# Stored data
- - -

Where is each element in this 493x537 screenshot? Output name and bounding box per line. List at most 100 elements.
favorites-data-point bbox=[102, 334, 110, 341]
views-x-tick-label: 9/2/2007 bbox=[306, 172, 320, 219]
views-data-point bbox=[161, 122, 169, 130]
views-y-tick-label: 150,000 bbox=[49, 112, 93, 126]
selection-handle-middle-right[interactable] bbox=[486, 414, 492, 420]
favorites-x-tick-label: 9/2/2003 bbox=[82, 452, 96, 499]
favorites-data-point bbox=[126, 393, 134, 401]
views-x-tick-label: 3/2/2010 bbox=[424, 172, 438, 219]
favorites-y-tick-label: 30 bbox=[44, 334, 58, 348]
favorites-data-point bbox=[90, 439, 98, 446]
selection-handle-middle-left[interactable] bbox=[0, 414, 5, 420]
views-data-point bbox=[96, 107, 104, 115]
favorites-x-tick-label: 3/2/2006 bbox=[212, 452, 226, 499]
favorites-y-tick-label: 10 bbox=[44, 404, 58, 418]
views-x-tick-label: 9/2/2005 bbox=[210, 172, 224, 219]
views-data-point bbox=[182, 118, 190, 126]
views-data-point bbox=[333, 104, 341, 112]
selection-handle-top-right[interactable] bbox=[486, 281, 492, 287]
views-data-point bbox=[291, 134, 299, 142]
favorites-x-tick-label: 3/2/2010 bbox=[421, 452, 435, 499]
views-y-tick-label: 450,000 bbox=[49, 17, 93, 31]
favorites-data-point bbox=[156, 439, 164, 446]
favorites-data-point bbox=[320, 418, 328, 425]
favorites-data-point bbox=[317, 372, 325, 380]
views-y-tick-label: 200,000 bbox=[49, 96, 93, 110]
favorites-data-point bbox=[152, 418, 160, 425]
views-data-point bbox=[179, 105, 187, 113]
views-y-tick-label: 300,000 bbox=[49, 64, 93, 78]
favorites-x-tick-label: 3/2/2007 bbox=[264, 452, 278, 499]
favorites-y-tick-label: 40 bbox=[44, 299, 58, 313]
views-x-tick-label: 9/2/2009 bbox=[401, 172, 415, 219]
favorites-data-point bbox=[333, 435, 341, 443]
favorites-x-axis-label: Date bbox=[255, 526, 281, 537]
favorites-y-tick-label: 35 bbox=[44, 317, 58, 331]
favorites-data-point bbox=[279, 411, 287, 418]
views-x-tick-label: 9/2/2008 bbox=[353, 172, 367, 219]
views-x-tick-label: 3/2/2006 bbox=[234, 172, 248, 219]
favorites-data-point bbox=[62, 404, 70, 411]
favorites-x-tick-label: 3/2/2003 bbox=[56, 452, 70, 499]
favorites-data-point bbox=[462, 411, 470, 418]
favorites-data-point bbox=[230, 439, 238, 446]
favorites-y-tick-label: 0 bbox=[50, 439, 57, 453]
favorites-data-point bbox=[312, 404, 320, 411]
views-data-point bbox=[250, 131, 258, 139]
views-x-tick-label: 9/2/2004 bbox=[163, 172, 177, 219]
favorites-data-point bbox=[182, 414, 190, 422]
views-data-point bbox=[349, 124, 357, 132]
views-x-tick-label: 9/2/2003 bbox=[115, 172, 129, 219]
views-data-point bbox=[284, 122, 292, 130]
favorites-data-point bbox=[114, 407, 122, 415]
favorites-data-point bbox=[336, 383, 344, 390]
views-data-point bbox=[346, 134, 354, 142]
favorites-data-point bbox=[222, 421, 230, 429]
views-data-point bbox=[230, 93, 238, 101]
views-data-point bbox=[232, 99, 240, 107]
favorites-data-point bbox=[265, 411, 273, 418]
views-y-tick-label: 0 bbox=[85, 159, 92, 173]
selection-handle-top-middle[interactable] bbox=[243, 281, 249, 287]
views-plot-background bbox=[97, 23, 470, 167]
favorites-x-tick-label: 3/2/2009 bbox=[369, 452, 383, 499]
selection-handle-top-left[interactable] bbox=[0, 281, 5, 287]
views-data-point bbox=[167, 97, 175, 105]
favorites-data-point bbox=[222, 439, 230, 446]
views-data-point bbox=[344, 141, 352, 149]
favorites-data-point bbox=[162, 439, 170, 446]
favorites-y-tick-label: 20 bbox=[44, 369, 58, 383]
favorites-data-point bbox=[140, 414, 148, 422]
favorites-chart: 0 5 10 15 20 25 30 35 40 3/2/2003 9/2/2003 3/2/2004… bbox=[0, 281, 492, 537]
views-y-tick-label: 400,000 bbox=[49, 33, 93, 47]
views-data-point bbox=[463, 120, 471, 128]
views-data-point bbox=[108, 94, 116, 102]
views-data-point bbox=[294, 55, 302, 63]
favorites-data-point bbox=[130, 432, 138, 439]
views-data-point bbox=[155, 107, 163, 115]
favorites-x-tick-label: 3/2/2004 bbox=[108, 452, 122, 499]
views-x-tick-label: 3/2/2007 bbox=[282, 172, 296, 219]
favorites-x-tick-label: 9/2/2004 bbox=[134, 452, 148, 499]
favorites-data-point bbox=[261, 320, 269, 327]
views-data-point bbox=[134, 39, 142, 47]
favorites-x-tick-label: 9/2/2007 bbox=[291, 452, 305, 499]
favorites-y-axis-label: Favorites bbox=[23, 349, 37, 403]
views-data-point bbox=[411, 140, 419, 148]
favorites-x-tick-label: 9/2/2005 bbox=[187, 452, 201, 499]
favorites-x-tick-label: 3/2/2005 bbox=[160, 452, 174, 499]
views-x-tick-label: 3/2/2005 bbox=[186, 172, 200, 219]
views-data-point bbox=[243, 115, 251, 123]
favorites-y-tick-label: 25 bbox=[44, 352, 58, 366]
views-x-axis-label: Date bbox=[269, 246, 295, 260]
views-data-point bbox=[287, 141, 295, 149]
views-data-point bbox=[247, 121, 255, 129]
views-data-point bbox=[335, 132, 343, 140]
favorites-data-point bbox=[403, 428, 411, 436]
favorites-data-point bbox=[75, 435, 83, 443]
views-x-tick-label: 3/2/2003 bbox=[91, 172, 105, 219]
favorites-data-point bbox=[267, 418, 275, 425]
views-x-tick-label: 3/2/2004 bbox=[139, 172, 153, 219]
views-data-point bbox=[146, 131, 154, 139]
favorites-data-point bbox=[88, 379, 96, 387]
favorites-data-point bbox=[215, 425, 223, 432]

- - -

# Direction
Return every line of the listing from its first line down through the line containing "views-data-point bbox=[333, 104, 341, 112]", copying each one without any change.

# Written response
Where is each element in this 493x537 screenshot? Output name and bounding box per line. List at most 100 elements.
favorites-data-point bbox=[102, 334, 110, 341]
views-x-tick-label: 9/2/2007 bbox=[306, 172, 320, 219]
views-data-point bbox=[161, 122, 169, 130]
views-y-tick-label: 150,000 bbox=[49, 112, 93, 126]
selection-handle-middle-right[interactable] bbox=[486, 414, 492, 420]
favorites-x-tick-label: 9/2/2003 bbox=[82, 452, 96, 499]
favorites-data-point bbox=[126, 393, 134, 401]
views-x-tick-label: 3/2/2010 bbox=[424, 172, 438, 219]
favorites-y-tick-label: 30 bbox=[44, 334, 58, 348]
favorites-data-point bbox=[90, 439, 98, 446]
selection-handle-middle-left[interactable] bbox=[0, 414, 5, 420]
views-data-point bbox=[96, 107, 104, 115]
favorites-x-tick-label: 3/2/2006 bbox=[212, 452, 226, 499]
favorites-y-tick-label: 10 bbox=[44, 404, 58, 418]
views-x-tick-label: 9/2/2005 bbox=[210, 172, 224, 219]
views-data-point bbox=[182, 118, 190, 126]
views-data-point bbox=[333, 104, 341, 112]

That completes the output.